[Items in a dataset]
══════════════════════════════

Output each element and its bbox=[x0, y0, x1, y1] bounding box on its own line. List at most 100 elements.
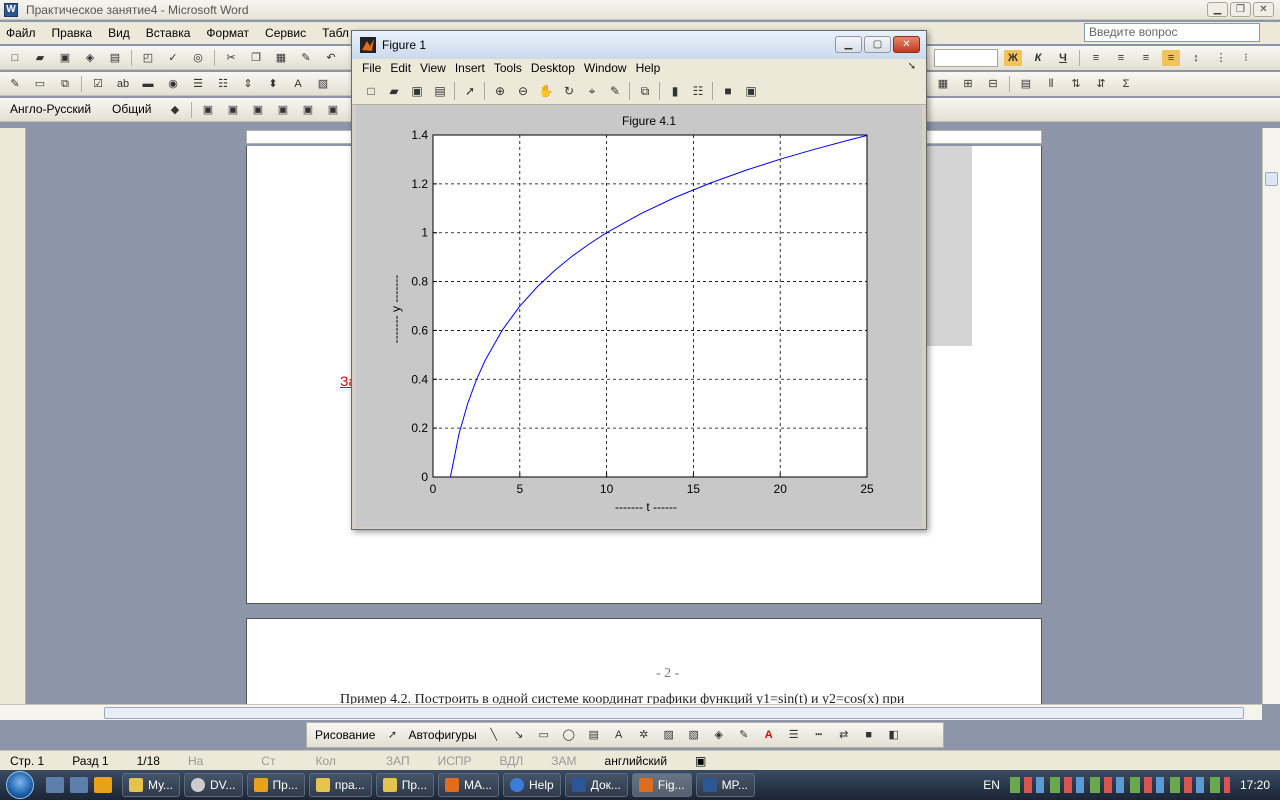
scroll-track[interactable] bbox=[104, 707, 1244, 719]
format-painter-icon[interactable]: ✎ bbox=[297, 50, 315, 66]
research-icon[interactable]: ◎ bbox=[189, 50, 207, 66]
align-left-icon[interactable]: ≡ bbox=[1087, 50, 1105, 66]
distribute-icon[interactable]: ⫴ bbox=[1042, 76, 1060, 92]
open-icon[interactable]: ▰ bbox=[31, 50, 49, 66]
fig-menu-desktop[interactable]: Desktop bbox=[531, 61, 575, 75]
tool-6-icon[interactable]: ▣ bbox=[324, 102, 342, 118]
status-language[interactable]: английский bbox=[605, 754, 667, 768]
3d-icon[interactable]: ◧ bbox=[885, 727, 903, 743]
tool-2-icon[interactable]: ▣ bbox=[224, 102, 242, 118]
autoformat-icon[interactable]: ▤ bbox=[1017, 76, 1035, 92]
status-trk[interactable]: ИСПР bbox=[438, 754, 472, 768]
menu-table[interactable]: Табл bbox=[322, 26, 349, 40]
task-8[interactable]: Док... bbox=[564, 773, 628, 797]
line-color-icon[interactable]: ✎ bbox=[735, 727, 753, 743]
menu-insert[interactable]: Вставка bbox=[146, 26, 191, 40]
figure-minimize-button[interactable]: ▁ bbox=[835, 36, 862, 53]
drawing-menu[interactable]: Рисование bbox=[315, 728, 375, 742]
brush-icon[interactable]: ✎ bbox=[606, 82, 624, 100]
figure-maximize-button[interactable]: ▢ bbox=[864, 36, 891, 53]
edit-plot-icon[interactable]: ➚ bbox=[461, 82, 479, 100]
media-player-icon[interactable] bbox=[94, 777, 112, 793]
show-desktop-icon[interactable] bbox=[46, 777, 64, 793]
wordart-icon[interactable]: A bbox=[610, 727, 628, 743]
fig-menu-insert[interactable]: Insert bbox=[455, 61, 485, 75]
language-indicator[interactable]: EN bbox=[983, 778, 1000, 792]
zoom-out-icon[interactable]: ⊖ bbox=[514, 82, 532, 100]
autoshapes-menu[interactable]: Автофигуры bbox=[408, 728, 476, 742]
tool-3-icon[interactable]: ▣ bbox=[249, 102, 267, 118]
tool-1-icon[interactable]: ▣ bbox=[199, 102, 217, 118]
figure-close-button[interactable]: ✕ bbox=[893, 36, 920, 53]
quicklaunch-icon[interactable] bbox=[70, 777, 88, 793]
paste-icon[interactable]: ▦ bbox=[272, 50, 290, 66]
print-figure-icon[interactable]: ▤ bbox=[431, 82, 449, 100]
rotate-3d-icon[interactable]: ↻ bbox=[560, 82, 578, 100]
data-cursor-icon[interactable]: ⌖ bbox=[583, 82, 601, 100]
plot-svg[interactable]: Figure 4.1 ------- t ------ ------- y --… bbox=[356, 105, 922, 527]
status-rec[interactable]: ЗАП bbox=[386, 754, 410, 768]
shadow-icon[interactable]: ■ bbox=[860, 727, 878, 743]
task-10[interactable]: MP... bbox=[695, 773, 756, 797]
justify-icon[interactable]: ≡ bbox=[1162, 50, 1180, 66]
arrow-style-icon[interactable]: ⇄ bbox=[835, 727, 853, 743]
vertical-scrollbar[interactable] bbox=[1262, 128, 1280, 704]
draw-table-icon[interactable]: ✎ bbox=[6, 76, 24, 92]
clock[interactable]: 17:20 bbox=[1240, 778, 1270, 792]
scroll-icon[interactable]: ⇕ bbox=[239, 76, 257, 92]
sort-icon[interactable]: ⇅ bbox=[1067, 76, 1085, 92]
fig-menu-tools[interactable]: Tools bbox=[494, 61, 522, 75]
minimize-button[interactable]: ▁ bbox=[1207, 2, 1228, 17]
topic-combo[interactable]: Общий bbox=[108, 101, 160, 119]
task-3[interactable]: Пр... bbox=[246, 773, 305, 797]
link-plot-icon[interactable]: ⧉ bbox=[636, 82, 654, 100]
menu-edit[interactable]: Правка bbox=[52, 26, 93, 40]
select-arrow-icon[interactable]: ➚ bbox=[383, 727, 401, 743]
scroll-thumb[interactable] bbox=[1265, 172, 1278, 186]
print-preview-icon[interactable]: ◰ bbox=[139, 50, 157, 66]
diagram-icon[interactable]: ✲ bbox=[635, 727, 653, 743]
bold-button[interactable]: Ж bbox=[1004, 50, 1022, 66]
undo-icon[interactable]: ↶ bbox=[322, 50, 340, 66]
sum-icon[interactable]: Σ bbox=[1117, 76, 1135, 92]
line-spacing-icon[interactable]: ↕ bbox=[1187, 50, 1205, 66]
bullets-icon[interactable]: ⁝ bbox=[1237, 50, 1255, 66]
tool-4-icon[interactable]: ▣ bbox=[274, 102, 292, 118]
task-5[interactable]: Пр... bbox=[375, 773, 434, 797]
maximize-button[interactable]: ❐ bbox=[1230, 2, 1251, 17]
print-icon[interactable]: ▤ bbox=[106, 50, 124, 66]
permission-icon[interactable]: ◈ bbox=[81, 50, 99, 66]
button-control-icon[interactable]: ▬ bbox=[139, 76, 157, 92]
new-figure-icon[interactable]: □ bbox=[362, 82, 380, 100]
translate-icon[interactable]: ◆ bbox=[166, 102, 184, 118]
picture-icon[interactable]: ▧ bbox=[685, 727, 703, 743]
close-button[interactable]: ✕ bbox=[1253, 2, 1274, 17]
tool-5-icon[interactable]: ▣ bbox=[299, 102, 317, 118]
legend-icon[interactable]: ☷ bbox=[689, 82, 707, 100]
tray-icons[interactable] bbox=[1009, 777, 1230, 793]
split-icon[interactable]: ⊟ bbox=[984, 76, 1002, 92]
menu-file[interactable]: Файл bbox=[6, 26, 36, 40]
textbox-icon[interactable]: ab bbox=[114, 76, 132, 92]
task-4[interactable]: пра... bbox=[308, 773, 372, 797]
save-figure-icon[interactable]: ▣ bbox=[408, 82, 426, 100]
font-color-icon[interactable]: A bbox=[760, 727, 778, 743]
dictionary-combo[interactable]: Англо-Русский bbox=[6, 101, 102, 119]
figure-title-bar[interactable]: Figure 1 ▁ ▢ ✕ bbox=[352, 31, 926, 59]
line-style-icon[interactable]: ☰ bbox=[785, 727, 803, 743]
status-ext[interactable]: ВДЛ bbox=[500, 754, 524, 768]
spelling-icon[interactable]: ✓ bbox=[164, 50, 182, 66]
pan-icon[interactable]: ✋ bbox=[537, 82, 555, 100]
show-plot-tools-icon[interactable]: ▣ bbox=[742, 82, 760, 100]
task-1[interactable]: Му... bbox=[122, 773, 180, 797]
table-grid-icon[interactable]: ▦ bbox=[934, 76, 952, 92]
listbox-icon[interactable]: ☰ bbox=[189, 76, 207, 92]
dash-style-icon[interactable]: ┅ bbox=[810, 727, 828, 743]
underline-button[interactable]: Ч bbox=[1054, 50, 1072, 66]
open-file-icon[interactable]: ▰ bbox=[385, 82, 403, 100]
align-center-icon[interactable]: ≡ bbox=[1112, 50, 1130, 66]
oval-icon[interactable]: ◯ bbox=[560, 727, 578, 743]
spin-icon[interactable]: ⬍ bbox=[264, 76, 282, 92]
merge-icon[interactable]: ⊞ bbox=[959, 76, 977, 92]
image-icon[interactable]: ▧ bbox=[314, 76, 332, 92]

══════════════════════════════

Exercise objective >> Print every one of the lines above verbatim, omitting the pictures.

Solved problem >>
Output each element and its bbox=[x0, y0, x1, y1] bounding box on its own line. List at most 100 elements.
scroll-track[interactable] bbox=[104, 707, 1244, 719]
format-painter-icon[interactable]: ✎ bbox=[297, 50, 315, 66]
research-icon[interactable]: ◎ bbox=[189, 50, 207, 66]
align-left-icon[interactable]: ≡ bbox=[1087, 50, 1105, 66]
distribute-icon[interactable]: ⫴ bbox=[1042, 76, 1060, 92]
open-icon[interactable]: ▰ bbox=[31, 50, 49, 66]
fig-menu-desktop[interactable]: Desktop bbox=[531, 61, 575, 75]
tool-6-icon[interactable]: ▣ bbox=[324, 102, 342, 118]
status-language[interactable]: английский bbox=[605, 754, 667, 768]
3d-icon[interactable]: ◧ bbox=[885, 727, 903, 743]
tool-2-icon[interactable]: ▣ bbox=[224, 102, 242, 118]
autoformat-icon[interactable]: ▤ bbox=[1017, 76, 1035, 92]
status-trk[interactable]: ИСПР bbox=[438, 754, 472, 768]
menu-table[interactable]: Табл bbox=[322, 26, 349, 40]
task-8[interactable]: Док... bbox=[564, 773, 628, 797]
line-color-icon[interactable]: ✎ bbox=[735, 727, 753, 743]
menu-insert[interactable]: Вставка bbox=[146, 26, 191, 40]
figure-minimize-button[interactable]: ▁ bbox=[835, 36, 862, 53]
drawing-menu[interactable]: Рисование bbox=[315, 728, 375, 742]
brush-icon[interactable]: ✎ bbox=[606, 82, 624, 100]
figure-maximize-button[interactable]: ▢ bbox=[864, 36, 891, 53]
edit-plot-icon[interactable]: ➚ bbox=[461, 82, 479, 100]
media-player-icon[interactable] bbox=[94, 777, 112, 793]
show-desktop-icon[interactable] bbox=[46, 777, 64, 793]
wordart-icon[interactable]: A bbox=[610, 727, 628, 743]
fig-menu-insert[interactable]: Insert bbox=[455, 61, 485, 75]
language-indicator[interactable]: EN bbox=[983, 778, 1000, 792]
zoom-out-icon[interactable]: ⊖ bbox=[514, 82, 532, 100]
autoshapes-menu[interactable]: Автофигуры bbox=[408, 728, 476, 742]
tool-3-icon[interactable]: ▣ bbox=[249, 102, 267, 118]
tool-1-icon[interactable]: ▣ bbox=[199, 102, 217, 118]
figure-close-button[interactable]: ✕ bbox=[893, 36, 920, 53]
quicklaunch-icon[interactable] bbox=[70, 777, 88, 793]
paste-icon[interactable]: ▦ bbox=[272, 50, 290, 66]
print-figure-icon[interactable]: ▤ bbox=[431, 82, 449, 100]
rotate-3d-icon[interactable]: ↻ bbox=[560, 82, 578, 100]
data-cursor-icon[interactable]: ⌖ bbox=[583, 82, 601, 100]
plot-svg[interactable]: Figure 4.1 ------- t ------ ------- y --… bbox=[356, 105, 922, 527]
status-rec[interactable]: ЗАП bbox=[386, 754, 410, 768]
shadow-icon[interactable]: ■ bbox=[860, 727, 878, 743]
task-10[interactable]: MP... bbox=[695, 773, 756, 797]
justify-icon[interactable]: ≡ bbox=[1162, 50, 1180, 66]
arrow-style-icon[interactable]: ⇄ bbox=[835, 727, 853, 743]
vertical-scrollbar[interactable] bbox=[1262, 128, 1280, 704]
draw-table-icon[interactable]: ✎ bbox=[6, 76, 24, 92]
clock[interactable]: 17:20 bbox=[1240, 778, 1270, 792]
scroll-icon[interactable]: ⇕ bbox=[239, 76, 257, 92]
sort-icon[interactable]: ⇅ bbox=[1067, 76, 1085, 92]
fig-menu-tools[interactable]: Tools bbox=[494, 61, 522, 75]
minimize-button[interactable]: ▁ bbox=[1207, 2, 1228, 17]
topic-combo[interactable]: Общий bbox=[108, 101, 160, 119]
task-3[interactable]: Пр... bbox=[246, 773, 305, 797]
link-plot-icon[interactable]: ⧉ bbox=[636, 82, 654, 100]
menu-edit[interactable]: Правка bbox=[52, 26, 93, 40]
select-arrow-icon[interactable]: ➚ bbox=[383, 727, 401, 743]
scroll-thumb[interactable] bbox=[1265, 172, 1278, 186]
print-preview-icon[interactable]: ◰ bbox=[139, 50, 157, 66]
diagram-icon[interactable]: ✲ bbox=[635, 727, 653, 743]
bold-button[interactable]: Ж bbox=[1004, 50, 1022, 66]
undo-icon[interactable]: ↶ bbox=[322, 50, 340, 66]
sum-icon[interactable]: Σ bbox=[1117, 76, 1135, 92]
line-spacing-icon[interactable]: ↕ bbox=[1187, 50, 1205, 66]
bullets-icon[interactable]: ⁝ bbox=[1237, 50, 1255, 66]
tool-4-icon[interactable]: ▣ bbox=[274, 102, 292, 118]
task-5[interactable]: Пр... bbox=[375, 773, 434, 797]
maximize-button[interactable]: ❐ bbox=[1230, 2, 1251, 17]
print-icon[interactable]: ▤ bbox=[106, 50, 124, 66]
permission-icon[interactable]: ◈ bbox=[81, 50, 99, 66]
button-control-icon[interactable]: ▬ bbox=[139, 76, 157, 92]
new-figure-icon[interactable]: □ bbox=[362, 82, 380, 100]
translate-icon[interactable]: ◆ bbox=[166, 102, 184, 118]
picture-icon[interactable]: ▧ bbox=[685, 727, 703, 743]
close-button[interactable]: ✕ bbox=[1253, 2, 1274, 17]
tool-5-icon[interactable]: ▣ bbox=[299, 102, 317, 118]
legend-icon[interactable]: ☷ bbox=[689, 82, 707, 100]
tray-icons[interactable] bbox=[1009, 777, 1230, 793]
split-icon[interactable]: ⊟ bbox=[984, 76, 1002, 92]
menu-file[interactable]: Файл bbox=[6, 26, 36, 40]
textbox-icon[interactable]: ab bbox=[114, 76, 132, 92]
task-4[interactable]: пра... bbox=[308, 773, 372, 797]
save-figure-icon[interactable]: ▣ bbox=[408, 82, 426, 100]
font-color-icon[interactable]: A bbox=[760, 727, 778, 743]
dictionary-combo[interactable]: Англо-Русский bbox=[6, 101, 102, 119]
figure-title-bar[interactable]: Figure 1 ▁ ▢ ✕ bbox=[352, 31, 926, 59]
line-style-icon[interactable]: ☰ bbox=[785, 727, 803, 743]
status-ext[interactable]: ВДЛ bbox=[500, 754, 524, 768]
spelling-icon[interactable]: ✓ bbox=[164, 50, 182, 66]
pan-icon[interactable]: ✋ bbox=[537, 82, 555, 100]
show-plot-tools-icon[interactable]: ▣ bbox=[742, 82, 760, 100]
task-1[interactable]: Му... bbox=[122, 773, 180, 797]
table-grid-icon[interactable]: ▦ bbox=[934, 76, 952, 92]
listbox-icon[interactable]: ☰ bbox=[189, 76, 207, 92]
dash-style-icon[interactable]: ┅ bbox=[810, 727, 828, 743]
underline-button[interactable]: Ч bbox=[1054, 50, 1072, 66]
open-file-icon[interactable]: ▰ bbox=[385, 82, 403, 100]
align-center-icon[interactable]: ≡ bbox=[1112, 50, 1130, 66]
oval-icon[interactable]: ◯ bbox=[560, 727, 578, 743]
spin-icon[interactable]: ⬍ bbox=[264, 76, 282, 92]
merge-icon[interactable]: ⊞ bbox=[959, 76, 977, 92]
image-icon[interactable]: ▧ bbox=[314, 76, 332, 92]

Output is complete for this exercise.